-- Data for this exercise start --

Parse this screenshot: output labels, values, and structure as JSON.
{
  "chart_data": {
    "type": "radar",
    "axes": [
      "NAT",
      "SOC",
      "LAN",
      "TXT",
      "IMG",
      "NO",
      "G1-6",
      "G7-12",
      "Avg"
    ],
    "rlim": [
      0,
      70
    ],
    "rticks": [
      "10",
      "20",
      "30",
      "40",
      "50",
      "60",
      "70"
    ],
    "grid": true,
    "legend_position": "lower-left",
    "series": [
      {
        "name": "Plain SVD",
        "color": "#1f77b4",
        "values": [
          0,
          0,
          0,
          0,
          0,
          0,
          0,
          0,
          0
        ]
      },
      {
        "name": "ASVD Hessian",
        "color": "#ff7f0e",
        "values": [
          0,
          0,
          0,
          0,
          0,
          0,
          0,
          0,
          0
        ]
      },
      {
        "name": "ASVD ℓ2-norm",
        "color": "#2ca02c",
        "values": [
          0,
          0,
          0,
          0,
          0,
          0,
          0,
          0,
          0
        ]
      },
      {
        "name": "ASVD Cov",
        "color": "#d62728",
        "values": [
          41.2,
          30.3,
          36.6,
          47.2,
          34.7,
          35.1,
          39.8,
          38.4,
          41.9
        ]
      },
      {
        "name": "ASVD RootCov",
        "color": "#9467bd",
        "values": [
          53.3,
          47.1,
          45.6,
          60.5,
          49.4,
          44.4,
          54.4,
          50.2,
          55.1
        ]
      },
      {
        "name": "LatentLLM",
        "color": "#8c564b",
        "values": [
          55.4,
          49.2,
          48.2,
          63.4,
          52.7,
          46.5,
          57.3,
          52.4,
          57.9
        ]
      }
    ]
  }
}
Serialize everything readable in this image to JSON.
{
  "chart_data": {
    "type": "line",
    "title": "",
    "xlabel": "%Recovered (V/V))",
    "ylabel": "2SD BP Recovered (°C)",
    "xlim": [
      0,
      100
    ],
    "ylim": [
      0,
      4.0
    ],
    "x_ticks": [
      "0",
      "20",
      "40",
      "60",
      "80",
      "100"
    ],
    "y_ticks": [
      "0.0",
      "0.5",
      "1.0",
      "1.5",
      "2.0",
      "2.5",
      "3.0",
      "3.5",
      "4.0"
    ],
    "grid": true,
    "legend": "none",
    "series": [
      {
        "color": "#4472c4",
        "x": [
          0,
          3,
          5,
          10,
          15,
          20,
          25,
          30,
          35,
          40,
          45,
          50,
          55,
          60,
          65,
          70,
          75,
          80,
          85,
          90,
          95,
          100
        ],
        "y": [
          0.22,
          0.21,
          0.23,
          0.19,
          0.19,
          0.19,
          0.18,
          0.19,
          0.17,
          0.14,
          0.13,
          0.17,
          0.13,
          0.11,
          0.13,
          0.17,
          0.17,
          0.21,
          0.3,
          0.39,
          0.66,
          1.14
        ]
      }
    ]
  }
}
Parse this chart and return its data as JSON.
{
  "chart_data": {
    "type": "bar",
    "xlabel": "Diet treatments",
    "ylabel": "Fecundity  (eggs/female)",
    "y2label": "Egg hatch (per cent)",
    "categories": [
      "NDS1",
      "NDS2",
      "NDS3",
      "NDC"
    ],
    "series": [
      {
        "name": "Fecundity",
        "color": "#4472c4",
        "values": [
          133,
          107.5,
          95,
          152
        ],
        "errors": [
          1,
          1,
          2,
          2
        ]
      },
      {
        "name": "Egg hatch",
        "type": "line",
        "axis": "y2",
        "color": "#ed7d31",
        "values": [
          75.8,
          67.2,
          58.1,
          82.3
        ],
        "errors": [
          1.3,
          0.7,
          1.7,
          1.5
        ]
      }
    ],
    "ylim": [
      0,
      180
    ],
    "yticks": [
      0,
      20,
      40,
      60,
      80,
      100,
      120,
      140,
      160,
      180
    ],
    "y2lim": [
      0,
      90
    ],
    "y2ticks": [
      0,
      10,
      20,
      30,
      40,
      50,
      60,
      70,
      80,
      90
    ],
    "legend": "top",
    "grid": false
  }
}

-- Data for this exercise end --

— The problem —
Quote every line of the data, word for word.

— Written solution —
Parse this screenshot: output labels, values, and structure as JSON.
{
  "chart_data": {
    "type": "radar",
    "axes": [
      "NAT",
      "SOC",
      "LAN",
      "TXT",
      "IMG",
      "NO",
      "G1-6",
      "G7-12",
      "Avg"
    ],
    "rlim": [
      0,
      70
    ],
    "rticks": [
      "10",
      "20",
      "30",
      "40",
      "50",
      "60",
      "70"
    ],
    "grid": true,
    "legend_position": "lower-left",
    "series": [
      {
        "name": "Plain SVD",
        "color": "#1f77b4",
        "values": [
          0,
          0,
          0,
          0,
          0,
          0,
          0,
          0,
          0
        ]
      },
      {
        "name": "ASVD Hessian",
        "color": "#ff7f0e",
        "values": [
          0,
          0,
          0,
          0,
          0,
          0,
          0,
          0,
          0
        ]
      },
      {
        "name": "ASVD ℓ2-norm",
        "color": "#2ca02c",
        "values": [
          0,
          0,
          0,
          0,
          0,
          0,
          0,
          0,
          0
        ]
      },
      {
        "name": "ASVD Cov",
        "color": "#d62728",
        "values": [
          41.2,
          30.3,
          36.6,
          47.2,
          34.7,
          35.1,
          39.8,
          38.4,
          41.9
        ]
      },
      {
        "name": "ASVD RootCov",
        "color": "#9467bd",
        "values": [
          53.3,
          47.1,
          45.6,
          60.5,
          49.4,
          44.4,
          54.4,
          50.2,
          55.1
        ]
      },
      {
        "name": "LatentLLM",
        "color": "#8c564b",
        "values": [
          55.4,
          49.2,
          48.2,
          63.4,
          52.7,
          46.5,
          57.3,
          52.4,
          57.9
        ]
      }
    ]
  }
}
Serialize everything readable in this image to JSON.
{
  "chart_data": {
    "type": "line",
    "title": "",
    "xlabel": "%Recovered (V/V))",
    "ylabel": "2SD BP Recovered (°C)",
    "xlim": [
      0,
      100
    ],
    "ylim": [
      0,
      4.0
    ],
    "x_ticks": [
      "0",
      "20",
      "40",
      "60",
      "80",
      "100"
    ],
    "y_ticks": [
      "0.0",
      "0.5",
      "1.0",
      "1.5",
      "2.0",
      "2.5",
      "3.0",
      "3.5",
      "4.0"
    ],
    "grid": true,
    "legend": "none",
    "series": [
      {
        "color": "#4472c4",
        "x": [
          0,
          3,
          5,
          10,
          15,
          20,
          25,
          30,
          35,
          40,
          45,
          50,
          55,
          60,
          65,
          70,
          75,
          80,
          85,
          90,
          95,
          100
        ],
        "y": [
          0.22,
          0.21,
          0.23,
          0.19,
          0.19,
          0.19,
          0.18,
          0.19,
          0.17,
          0.14,
          0.13,
          0.17,
          0.13,
          0.11,
          0.13,
          0.17,
          0.17,
          0.21,
          0.3,
          0.39,
          0.66,
          1.14
        ]
      }
    ]
  }
}
Parse this chart and return its data as JSON.
{
  "chart_data": {
    "type": "bar",
    "xlabel": "Diet treatments",
    "ylabel": "Fecundity  (eggs/female)",
    "y2label": "Egg hatch (per cent)",
    "categories": [
      "NDS1",
      "NDS2",
      "NDS3",
      "NDC"
    ],
    "series": [
      {
        "name": "Fecundity",
        "color": "#4472c4",
        "values": [
          133,
          107.5,
          95,
          152
        ],
        "errors": [
          1,
          1,
          2,
          2
        ]
      },
      {
        "name": "Egg hatch",
        "type": "line",
        "axis": "y2",
        "color": "#ed7d31",
        "values": [
          75.8,
          67.2,
          58.1,
          82.3
        ],
        "errors": [
          1.3,
          0.7,
          1.7,
          1.5
        ]
      }
    ],
    "ylim": [
      0,
      180
    ],
    "yticks": [
      0,
      20,
      40,
      60,
      80,
      100,
      120,
      140,
      160,
      180
    ],
    "y2lim": [
      0,
      90
    ],
    "y2ticks": [
      0,
      10,
      20,
      30,
      40,
      50,
      60,
      70,
      80,
      90
    ],
    "legend": "top",
    "grid": false
  }
}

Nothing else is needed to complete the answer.